__Your task__:
Every line that contains the word "JSON" should be copied out.

** BEGIN **

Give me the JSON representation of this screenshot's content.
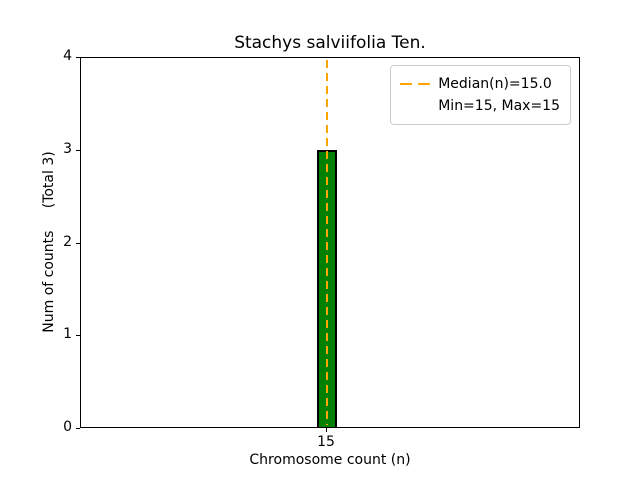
{
  "figure": {
    "background": "#ffffff"
  },
  "chart_data": {
    "type": "bar",
    "title": "Stachys salviifolia Ten.",
    "xlabel": "Chromosome count (n)",
    "ylabel": "Num of counts     (Total 3)",
    "categories": [
      "15"
    ],
    "values": [
      3
    ],
    "ylim": [
      0,
      4
    ],
    "yticks": [
      "0",
      "1",
      "2",
      "3",
      "4"
    ],
    "xticks": [
      "15"
    ],
    "grid": false,
    "bar_color": "#008000",
    "bar_edge_color": "#000000",
    "median_line": {
      "x": "15",
      "value": 15.0,
      "color": "#ffa500",
      "style": "dashed"
    },
    "legend": {
      "position": "upper right",
      "line_color": "#ffa500",
      "entries": [
        "Median(n)=15.0",
        "Min=15, Max=15"
      ]
    }
  }
}
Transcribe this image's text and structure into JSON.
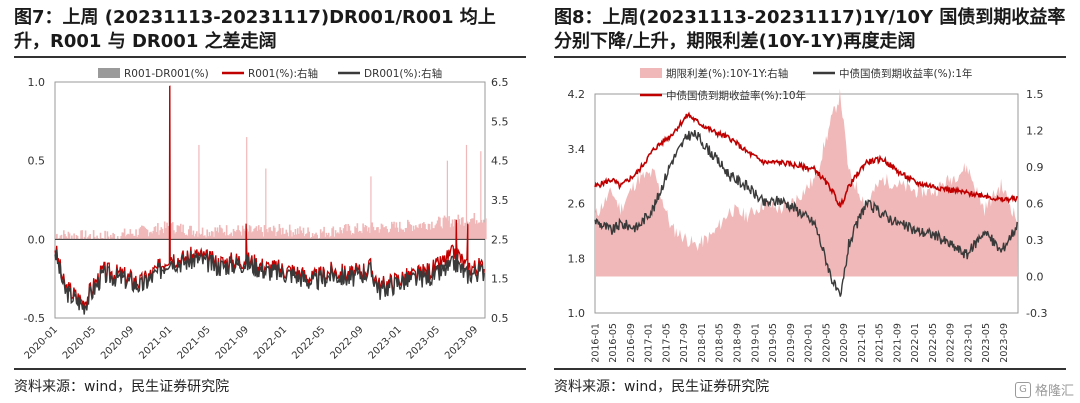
{
  "left": {
    "title": "图7：上周 (20231113-20231117)DR001/R001  均上升，R001 与 DR001 之差走阔",
    "source": "资料来源：wind，民生证券研究院"
  },
  "right": {
    "title": "图8：上周(20231113-20231117)1Y/10Y  国债到期收益率分别下降/上升，期限利差(10Y-1Y)再度走阔",
    "source": "资料来源：wind，民生证券研究院"
  },
  "watermark": "格隆汇",
  "colors": {
    "red": "#c00000",
    "dark": "#3a3a3a",
    "pink": "#f0b8b8",
    "gray": "#9a9a9a"
  },
  "chart_data": [
    {
      "type": "line",
      "series": [
        {
          "name": "R001-DR001(%)",
          "kind": "bar",
          "axis": "left"
        },
        {
          "name": "R001(%):右轴",
          "kind": "line",
          "axis": "right"
        },
        {
          "name": "DR001(%):右轴",
          "kind": "line",
          "axis": "right"
        }
      ],
      "xticks": [
        "2020-01",
        "2020-05",
        "2020-09",
        "2021-01",
        "2021-05",
        "2021-09",
        "2022-01",
        "2022-05",
        "2022-09",
        "2023-01",
        "2023-05",
        "2023-09"
      ],
      "xrange": [
        "2020-01",
        "2023-11"
      ],
      "yticks_left": [
        "1.0",
        "0.5",
        "0.0",
        "-0.5"
      ],
      "ylim_left": [
        -0.5,
        1.0
      ],
      "yticks_right": [
        "6.5",
        "5.5",
        "4.5",
        "3.5",
        "2.5",
        "1.5",
        "0.5"
      ],
      "ylim_right": [
        0.5,
        6.5
      ],
      "dr001_points": [
        [
          0,
          2.2
        ],
        [
          1,
          1.2
        ],
        [
          3,
          0.8
        ],
        [
          5,
          1.6
        ],
        [
          7,
          1.5
        ],
        [
          9,
          1.3
        ],
        [
          11,
          1.7
        ],
        [
          12,
          2.0
        ],
        [
          13,
          1.9
        ],
        [
          15,
          2.0
        ],
        [
          17,
          1.8
        ],
        [
          20,
          1.9
        ],
        [
          22,
          1.7
        ],
        [
          25,
          1.6
        ],
        [
          27,
          1.4
        ],
        [
          29,
          1.6
        ],
        [
          31,
          1.5
        ],
        [
          33,
          1.7
        ],
        [
          34,
          1.2
        ],
        [
          36,
          1.4
        ],
        [
          38,
          1.5
        ],
        [
          40,
          1.6
        ],
        [
          42,
          1.9
        ],
        [
          43,
          1.6
        ],
        [
          45,
          1.7
        ]
      ],
      "r001_points": [
        [
          0,
          2.3
        ],
        [
          1,
          1.3
        ],
        [
          3,
          0.9
        ],
        [
          5,
          1.7
        ],
        [
          7,
          1.6
        ],
        [
          9,
          1.4
        ],
        [
          11,
          1.8
        ],
        [
          12,
          2.1
        ],
        [
          13,
          2.0
        ],
        [
          15,
          2.1
        ],
        [
          17,
          1.9
        ],
        [
          20,
          2.0
        ],
        [
          22,
          1.8
        ],
        [
          25,
          1.7
        ],
        [
          27,
          1.5
        ],
        [
          29,
          1.7
        ],
        [
          31,
          1.6
        ],
        [
          33,
          1.8
        ],
        [
          34,
          1.3
        ],
        [
          36,
          1.5
        ],
        [
          38,
          1.6
        ],
        [
          40,
          1.8
        ],
        [
          42,
          2.2
        ],
        [
          43,
          1.8
        ],
        [
          45,
          1.8
        ]
      ],
      "spread_points": [
        [
          0,
          0.03
        ],
        [
          3,
          0.02
        ],
        [
          6,
          0.02
        ],
        [
          9,
          0.05
        ],
        [
          12,
          0.08
        ],
        [
          15,
          0.05
        ],
        [
          18,
          0.06
        ],
        [
          21,
          0.05
        ],
        [
          24,
          0.06
        ],
        [
          27,
          0.04
        ],
        [
          30,
          0.06
        ],
        [
          33,
          0.07
        ],
        [
          36,
          0.08
        ],
        [
          39,
          0.1
        ],
        [
          42,
          0.12
        ],
        [
          45,
          0.14
        ]
      ],
      "spikes": [
        [
          12,
          0.98
        ],
        [
          15,
          0.6
        ],
        [
          20,
          0.65
        ],
        [
          22,
          0.45
        ],
        [
          33,
          0.4
        ],
        [
          41,
          0.5
        ],
        [
          43,
          0.6
        ],
        [
          44.5,
          0.56
        ]
      ]
    },
    {
      "type": "line",
      "series": [
        {
          "name": "期限利差(%):10Y-1Y:右轴",
          "kind": "area",
          "axis": "right"
        },
        {
          "name": "中债国债到期收益率(%):1年",
          "kind": "line",
          "axis": "left"
        },
        {
          "name": "中债国债到期收益率(%):10年",
          "kind": "line",
          "axis": "left"
        }
      ],
      "xticks": [
        "2016-01",
        "2016-05",
        "2016-09",
        "2017-01",
        "2017-05",
        "2017-09",
        "2018-01",
        "2018-05",
        "2018-09",
        "2019-01",
        "2019-05",
        "2019-09",
        "2020-01",
        "2020-05",
        "2020-09",
        "2021-01",
        "2021-05",
        "2021-09",
        "2022-01",
        "2022-05",
        "2022-09",
        "2023-01",
        "2023-05",
        "2023-09"
      ],
      "xrange": [
        "2016-01",
        "2023-11"
      ],
      "yticks_left": [
        "4.2",
        "3.4",
        "2.6",
        "1.8",
        "1.0"
      ],
      "ylim_left": [
        1.0,
        4.2
      ],
      "yticks_right": [
        "1.5",
        "1.2",
        "0.9",
        "0.6",
        "0.3",
        "0.0",
        "-0.3"
      ],
      "ylim_right": [
        -0.3,
        1.5
      ],
      "y10_points": [
        [
          0,
          2.85
        ],
        [
          2,
          2.95
        ],
        [
          3,
          2.85
        ],
        [
          5,
          3.05
        ],
        [
          7,
          3.4
        ],
        [
          9,
          3.6
        ],
        [
          11,
          3.9
        ],
        [
          12,
          3.8
        ],
        [
          14,
          3.65
        ],
        [
          16,
          3.55
        ],
        [
          18,
          3.35
        ],
        [
          20,
          3.2
        ],
        [
          22,
          3.2
        ],
        [
          24,
          3.15
        ],
        [
          26,
          3.1
        ],
        [
          28,
          2.8
        ],
        [
          29,
          2.55
        ],
        [
          30,
          2.85
        ],
        [
          32,
          3.2
        ],
        [
          34,
          3.25
        ],
        [
          36,
          3.05
        ],
        [
          38,
          2.9
        ],
        [
          40,
          2.85
        ],
        [
          42,
          2.8
        ],
        [
          44,
          2.75
        ],
        [
          46,
          2.72
        ],
        [
          48,
          2.65
        ],
        [
          50,
          2.68
        ]
      ],
      "y1_points": [
        [
          0,
          2.35
        ],
        [
          2,
          2.2
        ],
        [
          3,
          2.3
        ],
        [
          5,
          2.25
        ],
        [
          7,
          2.55
        ],
        [
          9,
          3.2
        ],
        [
          11,
          3.6
        ],
        [
          12,
          3.6
        ],
        [
          14,
          3.3
        ],
        [
          16,
          3.0
        ],
        [
          18,
          2.85
        ],
        [
          20,
          2.6
        ],
        [
          22,
          2.65
        ],
        [
          24,
          2.5
        ],
        [
          26,
          2.3
        ],
        [
          28,
          1.5
        ],
        [
          29,
          1.2
        ],
        [
          30,
          2.0
        ],
        [
          32,
          2.6
        ],
        [
          34,
          2.45
        ],
        [
          36,
          2.3
        ],
        [
          38,
          2.2
        ],
        [
          40,
          2.15
        ],
        [
          42,
          2.0
        ],
        [
          44,
          1.85
        ],
        [
          46,
          2.2
        ],
        [
          48,
          1.9
        ],
        [
          50,
          2.3
        ]
      ],
      "spread_points": [
        [
          0,
          0.5
        ],
        [
          2,
          0.7
        ],
        [
          3,
          0.55
        ],
        [
          5,
          0.8
        ],
        [
          7,
          0.85
        ],
        [
          9,
          0.4
        ],
        [
          11,
          0.3
        ],
        [
          12,
          0.25
        ],
        [
          14,
          0.35
        ],
        [
          16,
          0.55
        ],
        [
          18,
          0.5
        ],
        [
          20,
          0.6
        ],
        [
          22,
          0.55
        ],
        [
          24,
          0.65
        ],
        [
          26,
          0.8
        ],
        [
          28,
          1.3
        ],
        [
          29,
          1.5
        ],
        [
          30,
          0.85
        ],
        [
          32,
          0.6
        ],
        [
          34,
          0.8
        ],
        [
          36,
          0.75
        ],
        [
          38,
          0.7
        ],
        [
          40,
          0.7
        ],
        [
          42,
          0.8
        ],
        [
          44,
          0.9
        ],
        [
          46,
          0.55
        ],
        [
          48,
          0.75
        ],
        [
          50,
          0.45
        ]
      ]
    }
  ]
}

** END **

__Full solution__:
Give me the JSON representation of this screenshot's content.
Transcribe this image's text and structure into JSON.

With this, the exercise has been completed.